» Records for processing
☆ ☆ ☆ ☆

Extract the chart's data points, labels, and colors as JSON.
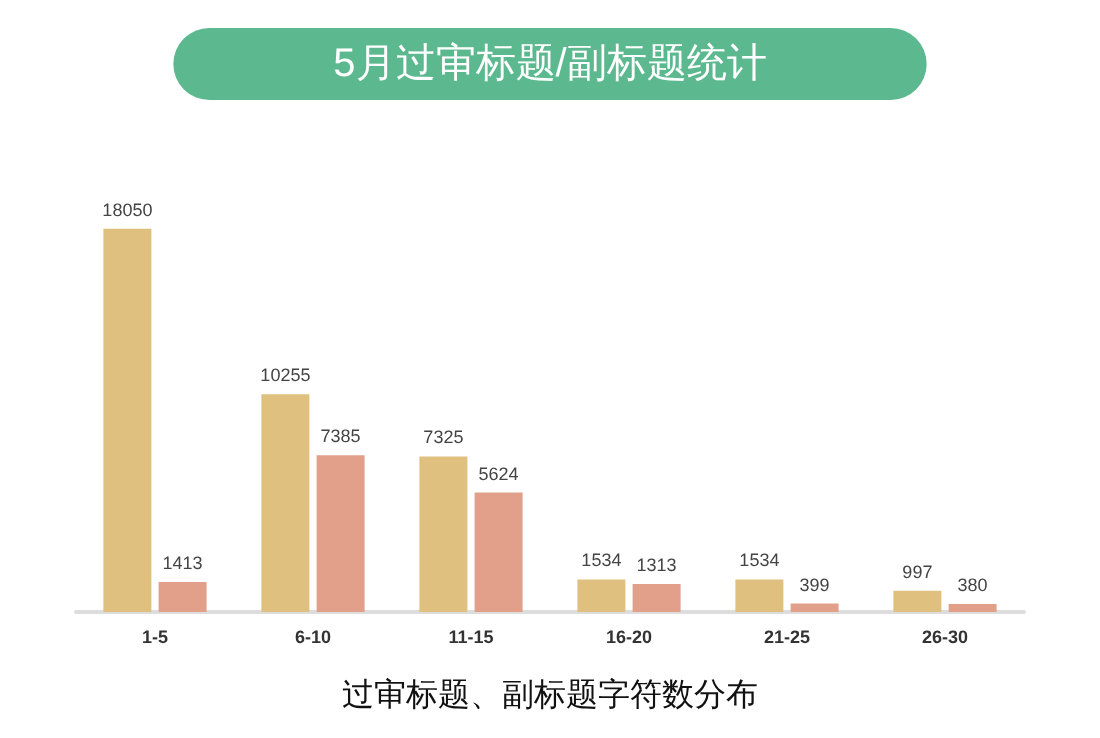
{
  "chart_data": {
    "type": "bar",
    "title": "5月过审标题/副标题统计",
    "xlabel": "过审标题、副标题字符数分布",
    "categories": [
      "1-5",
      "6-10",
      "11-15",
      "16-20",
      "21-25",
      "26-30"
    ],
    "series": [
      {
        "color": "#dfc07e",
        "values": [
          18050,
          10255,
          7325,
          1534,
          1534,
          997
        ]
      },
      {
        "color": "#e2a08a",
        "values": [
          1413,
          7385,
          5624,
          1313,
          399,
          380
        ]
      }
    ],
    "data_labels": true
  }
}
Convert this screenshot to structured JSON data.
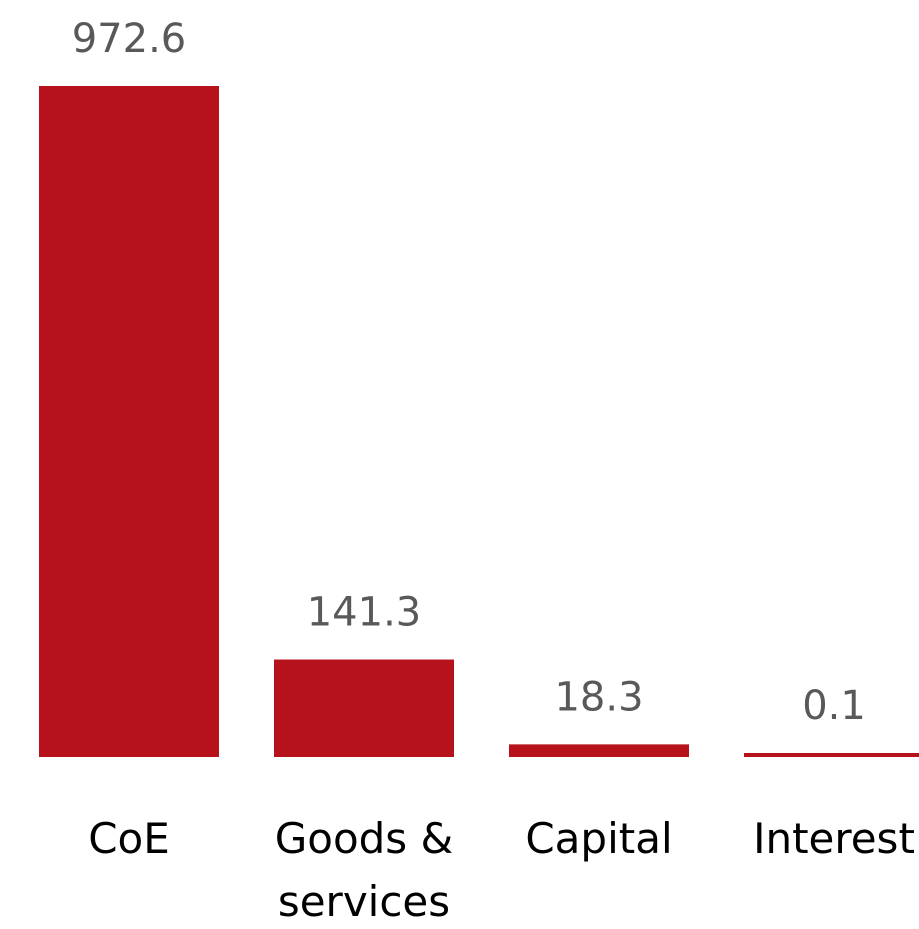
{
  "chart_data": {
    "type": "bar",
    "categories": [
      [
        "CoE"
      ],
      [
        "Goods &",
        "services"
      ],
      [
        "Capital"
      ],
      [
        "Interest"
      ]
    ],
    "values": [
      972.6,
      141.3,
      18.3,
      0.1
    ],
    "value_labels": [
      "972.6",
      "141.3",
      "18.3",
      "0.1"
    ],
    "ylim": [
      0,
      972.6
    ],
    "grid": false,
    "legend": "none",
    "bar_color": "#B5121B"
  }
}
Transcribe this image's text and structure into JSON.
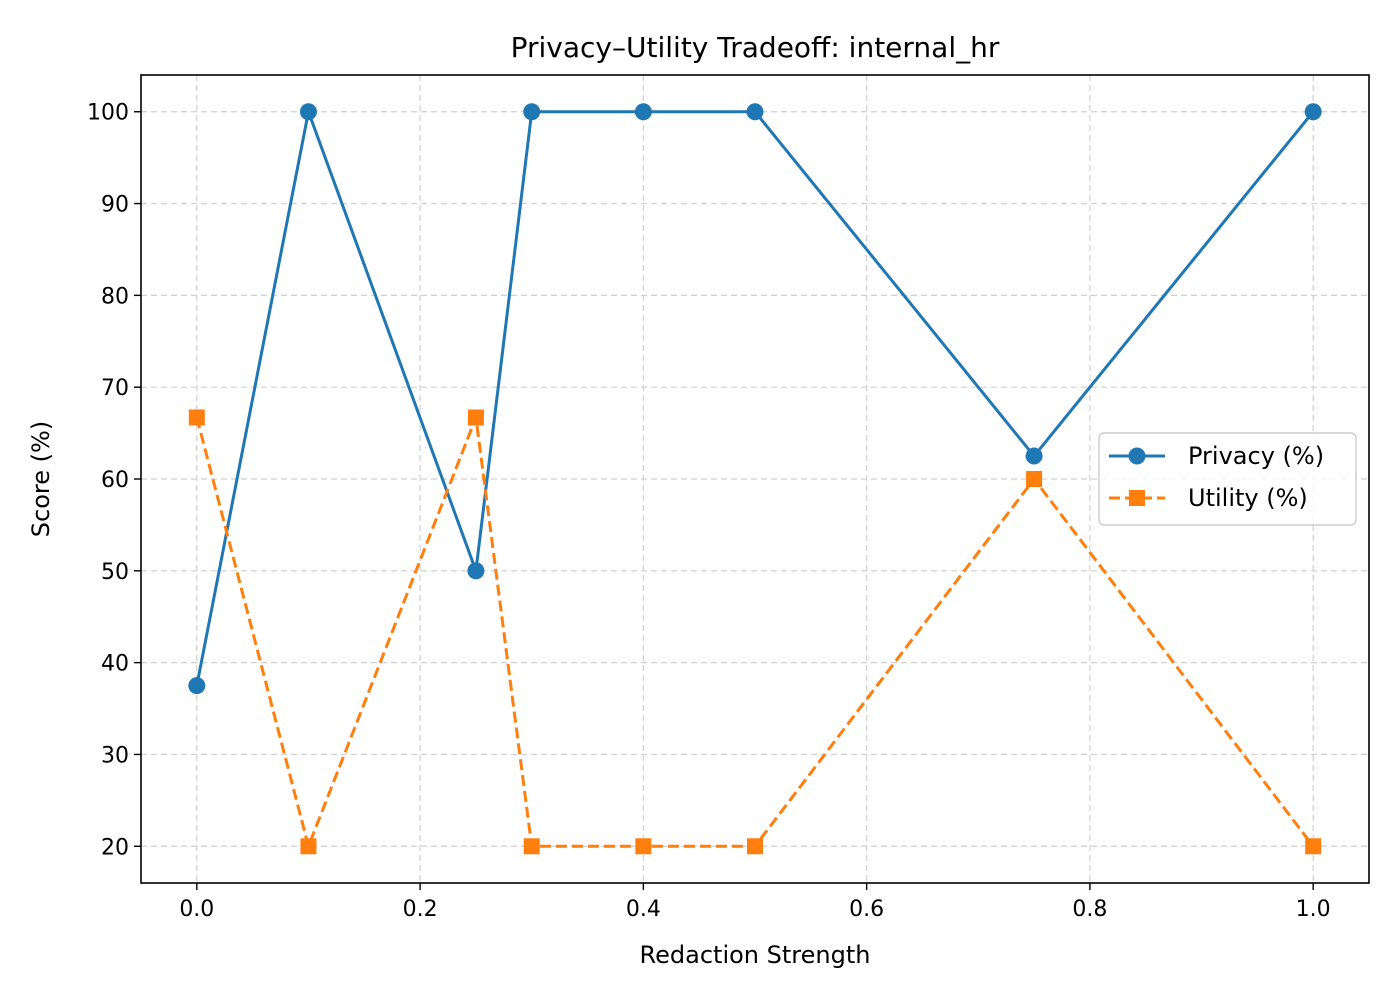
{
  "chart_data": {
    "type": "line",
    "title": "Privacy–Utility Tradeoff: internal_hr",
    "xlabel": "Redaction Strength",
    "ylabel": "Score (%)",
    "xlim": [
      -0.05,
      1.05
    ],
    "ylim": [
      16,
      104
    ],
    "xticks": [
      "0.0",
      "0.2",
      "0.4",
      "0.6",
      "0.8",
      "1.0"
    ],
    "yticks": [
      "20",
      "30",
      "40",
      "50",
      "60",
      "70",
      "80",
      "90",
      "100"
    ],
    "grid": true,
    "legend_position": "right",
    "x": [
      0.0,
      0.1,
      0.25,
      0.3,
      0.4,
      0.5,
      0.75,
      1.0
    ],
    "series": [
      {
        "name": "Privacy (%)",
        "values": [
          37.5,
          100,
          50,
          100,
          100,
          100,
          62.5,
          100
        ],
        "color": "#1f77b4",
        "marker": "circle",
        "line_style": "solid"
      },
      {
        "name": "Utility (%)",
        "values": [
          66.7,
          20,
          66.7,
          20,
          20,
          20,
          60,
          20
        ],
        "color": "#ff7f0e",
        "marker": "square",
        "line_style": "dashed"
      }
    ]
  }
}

☆ ☆ ☆ ☆

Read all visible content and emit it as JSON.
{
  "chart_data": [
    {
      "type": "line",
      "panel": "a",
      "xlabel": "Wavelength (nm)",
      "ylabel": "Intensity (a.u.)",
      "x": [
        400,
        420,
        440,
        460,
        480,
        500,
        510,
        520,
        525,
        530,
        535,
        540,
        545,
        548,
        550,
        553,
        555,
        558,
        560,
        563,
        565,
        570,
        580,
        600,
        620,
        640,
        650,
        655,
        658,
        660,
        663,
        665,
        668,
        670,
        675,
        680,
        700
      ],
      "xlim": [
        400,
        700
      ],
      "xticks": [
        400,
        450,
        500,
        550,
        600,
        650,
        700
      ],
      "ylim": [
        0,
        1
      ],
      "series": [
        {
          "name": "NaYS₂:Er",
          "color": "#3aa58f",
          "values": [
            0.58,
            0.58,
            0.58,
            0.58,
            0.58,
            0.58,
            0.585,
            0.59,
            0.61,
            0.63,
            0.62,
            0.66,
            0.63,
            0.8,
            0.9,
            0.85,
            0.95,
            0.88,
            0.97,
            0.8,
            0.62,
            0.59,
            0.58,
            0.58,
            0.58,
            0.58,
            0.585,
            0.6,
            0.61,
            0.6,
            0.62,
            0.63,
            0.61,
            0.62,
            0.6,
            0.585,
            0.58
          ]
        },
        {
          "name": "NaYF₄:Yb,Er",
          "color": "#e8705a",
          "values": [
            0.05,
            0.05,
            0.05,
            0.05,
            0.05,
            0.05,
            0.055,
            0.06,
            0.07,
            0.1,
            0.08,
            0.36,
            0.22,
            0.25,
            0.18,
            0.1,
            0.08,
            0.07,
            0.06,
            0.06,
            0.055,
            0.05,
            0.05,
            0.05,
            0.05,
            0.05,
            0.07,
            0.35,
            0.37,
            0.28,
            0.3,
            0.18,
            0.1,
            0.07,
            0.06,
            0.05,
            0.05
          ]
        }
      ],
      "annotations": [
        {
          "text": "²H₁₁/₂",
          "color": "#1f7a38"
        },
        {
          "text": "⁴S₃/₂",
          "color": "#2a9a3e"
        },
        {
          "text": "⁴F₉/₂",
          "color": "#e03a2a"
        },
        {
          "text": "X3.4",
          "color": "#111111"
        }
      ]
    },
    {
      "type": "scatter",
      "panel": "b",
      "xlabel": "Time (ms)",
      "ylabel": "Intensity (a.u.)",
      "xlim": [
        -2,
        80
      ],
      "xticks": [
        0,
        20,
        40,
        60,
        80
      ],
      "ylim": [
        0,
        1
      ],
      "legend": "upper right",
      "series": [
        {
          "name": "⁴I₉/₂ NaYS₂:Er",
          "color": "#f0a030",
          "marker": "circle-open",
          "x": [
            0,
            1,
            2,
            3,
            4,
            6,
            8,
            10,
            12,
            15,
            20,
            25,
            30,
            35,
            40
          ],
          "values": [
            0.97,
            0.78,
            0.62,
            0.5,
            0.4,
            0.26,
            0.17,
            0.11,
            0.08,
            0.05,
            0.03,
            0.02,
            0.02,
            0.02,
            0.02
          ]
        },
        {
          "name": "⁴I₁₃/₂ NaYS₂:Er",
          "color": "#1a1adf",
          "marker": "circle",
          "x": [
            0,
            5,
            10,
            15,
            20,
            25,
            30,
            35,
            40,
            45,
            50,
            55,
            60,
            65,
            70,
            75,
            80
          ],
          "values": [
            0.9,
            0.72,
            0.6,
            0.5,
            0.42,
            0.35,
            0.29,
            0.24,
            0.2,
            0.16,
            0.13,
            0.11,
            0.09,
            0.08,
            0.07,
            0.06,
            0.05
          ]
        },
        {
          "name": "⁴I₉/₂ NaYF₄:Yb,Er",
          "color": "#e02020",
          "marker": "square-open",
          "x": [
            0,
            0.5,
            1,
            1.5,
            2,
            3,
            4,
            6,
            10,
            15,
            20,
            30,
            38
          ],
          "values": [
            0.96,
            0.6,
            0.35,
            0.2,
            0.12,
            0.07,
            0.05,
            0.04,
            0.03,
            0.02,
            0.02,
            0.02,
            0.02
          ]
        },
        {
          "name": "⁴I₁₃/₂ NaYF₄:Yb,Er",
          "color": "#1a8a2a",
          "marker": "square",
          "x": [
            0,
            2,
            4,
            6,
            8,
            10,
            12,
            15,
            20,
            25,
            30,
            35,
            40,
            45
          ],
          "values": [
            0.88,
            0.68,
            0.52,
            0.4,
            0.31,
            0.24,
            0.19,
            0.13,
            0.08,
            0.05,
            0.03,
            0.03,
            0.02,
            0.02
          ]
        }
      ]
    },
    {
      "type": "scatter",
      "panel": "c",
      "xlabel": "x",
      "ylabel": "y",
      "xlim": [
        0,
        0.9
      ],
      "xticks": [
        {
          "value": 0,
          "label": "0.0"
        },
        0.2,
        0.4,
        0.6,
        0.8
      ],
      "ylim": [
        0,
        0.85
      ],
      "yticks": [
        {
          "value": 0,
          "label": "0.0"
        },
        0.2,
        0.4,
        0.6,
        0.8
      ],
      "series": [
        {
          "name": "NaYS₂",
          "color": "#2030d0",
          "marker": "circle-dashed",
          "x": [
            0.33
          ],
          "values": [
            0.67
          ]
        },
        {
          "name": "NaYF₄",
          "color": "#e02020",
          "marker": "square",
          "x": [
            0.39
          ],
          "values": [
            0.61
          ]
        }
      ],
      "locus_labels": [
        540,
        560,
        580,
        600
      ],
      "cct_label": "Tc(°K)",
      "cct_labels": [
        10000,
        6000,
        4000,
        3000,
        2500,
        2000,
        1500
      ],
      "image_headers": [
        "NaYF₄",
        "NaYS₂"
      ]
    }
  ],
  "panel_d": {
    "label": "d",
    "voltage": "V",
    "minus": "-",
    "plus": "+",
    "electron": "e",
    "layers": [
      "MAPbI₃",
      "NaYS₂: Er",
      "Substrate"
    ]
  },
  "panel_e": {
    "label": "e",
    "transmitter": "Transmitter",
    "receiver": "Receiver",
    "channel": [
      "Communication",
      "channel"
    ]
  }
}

☆ ☆ ☆ ☆

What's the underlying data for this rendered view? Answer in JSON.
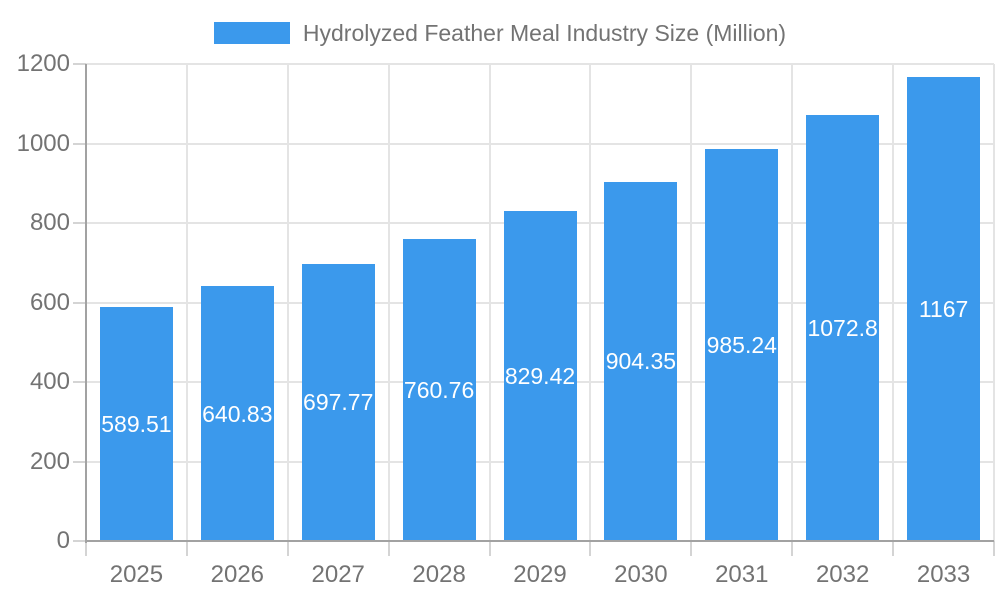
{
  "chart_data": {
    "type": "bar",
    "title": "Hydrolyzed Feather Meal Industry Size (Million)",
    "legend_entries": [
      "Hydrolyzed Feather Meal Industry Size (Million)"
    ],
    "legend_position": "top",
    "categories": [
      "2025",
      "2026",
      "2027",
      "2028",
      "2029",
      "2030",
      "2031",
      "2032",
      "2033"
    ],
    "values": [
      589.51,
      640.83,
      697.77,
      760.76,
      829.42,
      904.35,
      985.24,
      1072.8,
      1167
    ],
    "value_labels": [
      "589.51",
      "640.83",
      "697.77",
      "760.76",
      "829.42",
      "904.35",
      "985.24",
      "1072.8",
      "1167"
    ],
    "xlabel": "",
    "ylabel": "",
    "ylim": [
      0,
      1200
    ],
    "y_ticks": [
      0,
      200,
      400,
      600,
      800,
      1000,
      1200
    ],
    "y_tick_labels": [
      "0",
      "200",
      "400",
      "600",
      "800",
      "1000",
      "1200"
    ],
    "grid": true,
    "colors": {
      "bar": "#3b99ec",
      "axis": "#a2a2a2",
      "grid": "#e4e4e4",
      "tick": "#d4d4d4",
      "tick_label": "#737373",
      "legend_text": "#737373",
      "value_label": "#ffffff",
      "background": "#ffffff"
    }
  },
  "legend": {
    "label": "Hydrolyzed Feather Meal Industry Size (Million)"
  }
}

☆ ☆ ☆ ☆

Copy every single line of the material above that holds "NaYS₂".

» Exercise answer
          "name": "NaYS₂:Er",
          "name": "⁴I₉/₂ NaYS₂:Er",
          "name": "⁴I₁₃/₂ NaYS₂:Er",
          "name": "NaYS₂",
        "NaYS₂"
      "NaYS₂: Er",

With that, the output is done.